GIVEN INSTRUCTION => Take the material and output all of it exactly.

PROVIDED RECORDS =>
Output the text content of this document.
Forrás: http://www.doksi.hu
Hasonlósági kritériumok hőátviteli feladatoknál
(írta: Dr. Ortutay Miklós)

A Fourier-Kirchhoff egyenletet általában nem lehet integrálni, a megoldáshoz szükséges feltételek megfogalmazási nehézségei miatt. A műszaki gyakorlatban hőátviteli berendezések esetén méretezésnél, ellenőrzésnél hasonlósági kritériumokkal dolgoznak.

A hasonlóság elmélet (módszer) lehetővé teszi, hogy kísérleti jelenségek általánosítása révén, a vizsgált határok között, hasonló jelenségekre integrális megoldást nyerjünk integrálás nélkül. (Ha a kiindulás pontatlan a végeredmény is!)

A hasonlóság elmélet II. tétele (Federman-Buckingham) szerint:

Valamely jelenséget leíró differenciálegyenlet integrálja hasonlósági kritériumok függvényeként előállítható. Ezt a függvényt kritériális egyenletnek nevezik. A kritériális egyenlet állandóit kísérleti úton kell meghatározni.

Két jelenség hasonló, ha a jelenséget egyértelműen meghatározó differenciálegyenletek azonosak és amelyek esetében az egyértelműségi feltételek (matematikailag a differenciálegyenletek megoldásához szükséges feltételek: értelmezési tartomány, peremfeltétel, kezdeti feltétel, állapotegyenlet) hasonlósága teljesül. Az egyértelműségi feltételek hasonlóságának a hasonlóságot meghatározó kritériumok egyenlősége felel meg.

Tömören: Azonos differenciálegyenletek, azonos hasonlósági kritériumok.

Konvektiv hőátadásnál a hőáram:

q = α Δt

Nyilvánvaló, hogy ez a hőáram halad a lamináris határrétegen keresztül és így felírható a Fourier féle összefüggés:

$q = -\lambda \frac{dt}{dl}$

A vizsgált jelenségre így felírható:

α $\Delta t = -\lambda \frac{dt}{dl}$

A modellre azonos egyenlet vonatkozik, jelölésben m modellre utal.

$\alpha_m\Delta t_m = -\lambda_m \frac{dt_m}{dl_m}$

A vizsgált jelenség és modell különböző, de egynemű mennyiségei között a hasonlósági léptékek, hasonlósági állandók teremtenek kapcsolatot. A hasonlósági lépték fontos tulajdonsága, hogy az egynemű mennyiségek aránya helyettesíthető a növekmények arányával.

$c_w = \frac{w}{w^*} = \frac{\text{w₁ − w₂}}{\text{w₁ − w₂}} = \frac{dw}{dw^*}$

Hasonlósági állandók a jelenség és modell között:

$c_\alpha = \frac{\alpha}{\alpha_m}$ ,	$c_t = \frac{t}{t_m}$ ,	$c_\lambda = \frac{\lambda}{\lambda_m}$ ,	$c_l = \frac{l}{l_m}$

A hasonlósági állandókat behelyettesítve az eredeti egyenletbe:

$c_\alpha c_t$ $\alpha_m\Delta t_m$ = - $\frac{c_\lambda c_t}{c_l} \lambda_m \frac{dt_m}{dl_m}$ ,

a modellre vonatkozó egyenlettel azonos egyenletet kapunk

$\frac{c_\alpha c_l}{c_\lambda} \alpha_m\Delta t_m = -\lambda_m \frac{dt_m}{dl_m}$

ANSWER TO THE EXERCISE =>
Output the text content of this document.
Forrás: http://www.doksi.hu
Hasonlósági kritériumok hőátviteli feladatoknál
(írta: Dr. Ortutay Miklós)

A Fourier-Kirchhoff egyenletet általában nem lehet integrálni, a megoldáshoz szükséges feltételek megfogalmazási nehézségei miatt. A műszaki gyakorlatban hőátviteli berendezések esetén méretezésnél, ellenőrzésnél hasonlósági kritériumokkal dolgoznak.

A hasonlóság elmélet (módszer) lehetővé teszi, hogy kísérleti jelenségek általánosítása révén, a vizsgált határok között, hasonló jelenségekre integrális megoldást nyerjünk integrálás nélkül. (Ha a kiindulás pontatlan a végeredmény is!)

A hasonlóság elmélet II. tétele (Federman-Buckingham) szerint:

Valamely jelenséget leíró differenciálegyenlet integrálja hasonlósági kritériumok függvényeként előállítható. Ezt a függvényt kritériális egyenletnek nevezik. A kritériális egyenlet állandóit kísérleti úton kell meghatározni.

Két jelenség hasonló, ha a jelenséget egyértelműen meghatározó differenciálegyenletek azonosak és amelyek esetében az egyértelműségi feltételek (matematikailag a differenciálegyenletek megoldásához szükséges feltételek: értelmezési tartomány, peremfeltétel, kezdeti feltétel, állapotegyenlet) hasonlósága teljesül. Az egyértelműségi feltételek hasonlóságának a hasonlóságot meghatározó kritériumok egyenlősége felel meg.

Tömören: Azonos differenciálegyenletek, azonos hasonlósági kritériumok.

Konvektiv hőátadásnál a hőáram:

q = α Δt

Nyilvánvaló, hogy ez a hőáram halad a lamináris határrétegen keresztül és így felírható a Fourier féle összefüggés:

$q = -\lambda \frac{dt}{dl}$

A vizsgált jelenségre így felírható:

α $\Delta t = -\lambda \frac{dt}{dl}$

A modellre azonos egyenlet vonatkozik, jelölésben m modellre utal.

$\alpha_m\Delta t_m = -\lambda_m \frac{dt_m}{dl_m}$

A vizsgált jelenség és modell különböző, de egynemű mennyiségei között a hasonlósági léptékek, hasonlósági állandók teremtenek kapcsolatot. A hasonlósági lépték fontos tulajdonsága, hogy az egynemű mennyiségek aránya helyettesíthető a növekmények arányával.

$c_w = \frac{w}{w^*} = \frac{\text{w₁ − w₂}}{\text{w₁ − w₂}} = \frac{dw}{dw^*}$

Hasonlósági állandók a jelenség és modell között:

$c_\alpha = \frac{\alpha}{\alpha_m}$ ,	$c_t = \frac{t}{t_m}$ ,	$c_\lambda = \frac{\lambda}{\lambda_m}$ ,	$c_l = \frac{l}{l_m}$

A hasonlósági állandókat behelyettesítve az eredeti egyenletbe:

$c_\alpha c_t$ $\alpha_m\Delta t_m$ = - $\frac{c_\lambda c_t}{c_l} \lambda_m \frac{dt_m}{dl_m}$ ,

a modellre vonatkozó egyenlettel azonos egyenletet kapunk

$\frac{c_\alpha c_l}{c_\lambda} \alpha_m\Delta t_m = -\lambda_m \frac{dt_m}{dl_m}$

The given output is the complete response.